Work required: Skip all pictures, then print the remaining material exactly.

===============

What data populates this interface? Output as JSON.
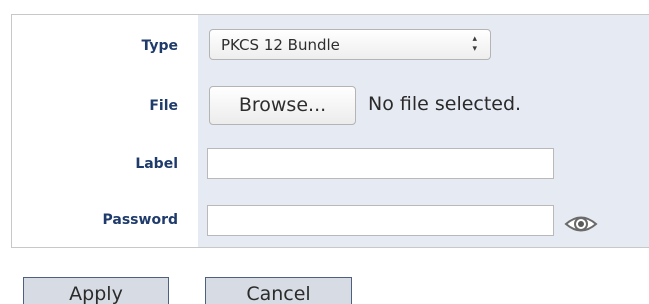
{
  "form": {
    "type": {
      "label": "Type",
      "selected": "PKCS 12 Bundle"
    },
    "file": {
      "label": "File",
      "browse_label": "Browse...",
      "status": "No file selected."
    },
    "label_field": {
      "label": "Label",
      "value": ""
    },
    "password_field": {
      "label": "Password",
      "value": ""
    }
  },
  "actions": {
    "apply_label": "Apply",
    "cancel_label": "Cancel"
  },
  "icons": {
    "select_arrows": "chevron-up-down-icon",
    "password_toggle": "eye-icon"
  },
  "colors": {
    "label_text": "#1f3b6b",
    "field_panel_bg": "#e6eaf3",
    "button_bg": "#d7dbe3",
    "button_border": "#4f5f80"
  }
}
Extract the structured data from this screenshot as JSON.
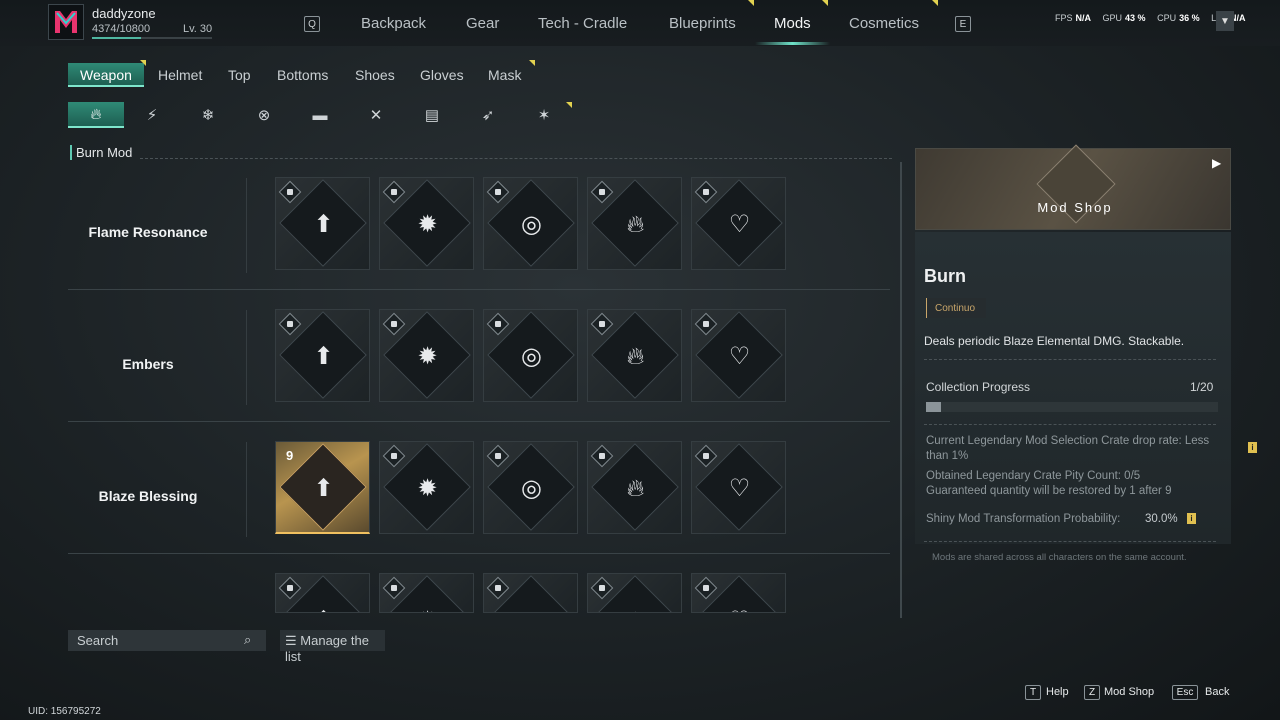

===============

Output for this exercise:
What data populates this interface? Output as JSON.
{
  "form": {
    "type": {
      "label": "Type",
      "selected": "PKCS 12 Bundle"
    },
    "file": {
      "label": "File",
      "browse_label": "Browse...",
      "status": "No file selected."
    },
    "label_field": {
      "label": "Label",
      "value": ""
    },
    "password_field": {
      "label": "Password",
      "value": ""
    }
  },
  "actions": {
    "apply_label": "Apply",
    "cancel_label": "Cancel"
  },
  "icons": {
    "select_arrows": "chevron-up-down-icon",
    "password_toggle": "eye-icon"
  },
  "colors": {
    "label_text": "#1f3b6b",
    "field_panel_bg": "#e6eaf3",
    "button_bg": "#d7dbe3",
    "button_border": "#4f5f80"
  }
}
Extract the structured data from this screenshot as JSON.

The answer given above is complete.